Requirements: Every entry must be given again exactly.

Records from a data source
— START —

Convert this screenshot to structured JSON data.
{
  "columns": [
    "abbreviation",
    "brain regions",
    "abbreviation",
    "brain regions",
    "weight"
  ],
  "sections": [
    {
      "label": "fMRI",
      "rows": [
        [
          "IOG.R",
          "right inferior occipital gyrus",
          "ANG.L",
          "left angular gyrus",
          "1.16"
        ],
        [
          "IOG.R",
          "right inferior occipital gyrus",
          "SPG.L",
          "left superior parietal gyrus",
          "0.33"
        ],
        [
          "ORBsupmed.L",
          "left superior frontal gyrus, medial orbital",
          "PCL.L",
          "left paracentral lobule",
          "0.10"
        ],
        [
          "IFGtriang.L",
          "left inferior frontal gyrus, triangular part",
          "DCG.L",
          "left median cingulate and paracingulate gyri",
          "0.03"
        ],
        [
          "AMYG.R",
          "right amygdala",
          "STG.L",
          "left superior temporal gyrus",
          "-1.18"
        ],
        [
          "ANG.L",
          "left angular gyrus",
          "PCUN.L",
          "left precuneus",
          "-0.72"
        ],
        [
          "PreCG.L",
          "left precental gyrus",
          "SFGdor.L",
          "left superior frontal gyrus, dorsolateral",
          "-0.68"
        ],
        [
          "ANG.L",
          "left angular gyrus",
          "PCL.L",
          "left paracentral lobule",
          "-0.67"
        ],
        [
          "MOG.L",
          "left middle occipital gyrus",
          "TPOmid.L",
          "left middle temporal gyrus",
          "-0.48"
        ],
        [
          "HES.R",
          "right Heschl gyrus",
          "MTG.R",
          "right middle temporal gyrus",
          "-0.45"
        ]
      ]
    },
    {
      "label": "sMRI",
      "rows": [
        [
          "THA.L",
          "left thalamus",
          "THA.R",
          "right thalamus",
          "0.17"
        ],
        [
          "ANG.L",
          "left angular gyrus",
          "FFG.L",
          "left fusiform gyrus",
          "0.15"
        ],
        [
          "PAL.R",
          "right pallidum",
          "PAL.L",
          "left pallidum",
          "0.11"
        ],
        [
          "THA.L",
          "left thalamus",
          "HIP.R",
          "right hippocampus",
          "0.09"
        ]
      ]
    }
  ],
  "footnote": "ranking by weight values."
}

— END —

Answer in full:
Convert this screenshot to structured JSON data.
{
  "columns": [
    "abbreviation",
    "brain regions",
    "abbreviation",
    "brain regions",
    "weight"
  ],
  "sections": [
    {
      "label": "fMRI",
      "rows": [
        [
          "IOG.R",
          "right inferior occipital gyrus",
          "ANG.L",
          "left angular gyrus",
          "1.16"
        ],
        [
          "IOG.R",
          "right inferior occipital gyrus",
          "SPG.L",
          "left superior parietal gyrus",
          "0.33"
        ],
        [
          "ORBsupmed.L",
          "left superior frontal gyrus, medial orbital",
          "PCL.L",
          "left paracentral lobule",
          "0.10"
        ],
        [
          "IFGtriang.L",
          "left inferior frontal gyrus, triangular part",
          "DCG.L",
          "left median cingulate and paracingulate gyri",
          "0.03"
        ],
        [
          "AMYG.R",
          "right amygdala",
          "STG.L",
          "left superior temporal gyrus",
          "-1.18"
        ],
        [
          "ANG.L",
          "left angular gyrus",
          "PCUN.L",
          "left precuneus",
          "-0.72"
        ],
        [
          "PreCG.L",
          "left precental gyrus",
          "SFGdor.L",
          "left superior frontal gyrus, dorsolateral",
          "-0.68"
        ],
        [
          "ANG.L",
          "left angular gyrus",
          "PCL.L",
          "left paracentral lobule",
          "-0.67"
        ],
        [
          "MOG.L",
          "left middle occipital gyrus",
          "TPOmid.L",
          "left middle temporal gyrus",
          "-0.48"
        ],
        [
          "HES.R",
          "right Heschl gyrus",
          "MTG.R",
          "right middle temporal gyrus",
          "-0.45"
        ]
      ]
    },
    {
      "label": "sMRI",
      "rows": [
        [
          "THA.L",
          "left thalamus",
          "THA.R",
          "right thalamus",
          "0.17"
        ],
        [
          "ANG.L",
          "left angular gyrus",
          "FFG.L",
          "left fusiform gyrus",
          "0.15"
        ],
        [
          "PAL.R",
          "right pallidum",
          "PAL.L",
          "left pallidum",
          "0.11"
        ],
        [
          "THA.L",
          "left thalamus",
          "HIP.R",
          "right hippocampus",
          "0.09"
        ]
      ]
    }
  ],
  "footnote": "ranking by weight values."
}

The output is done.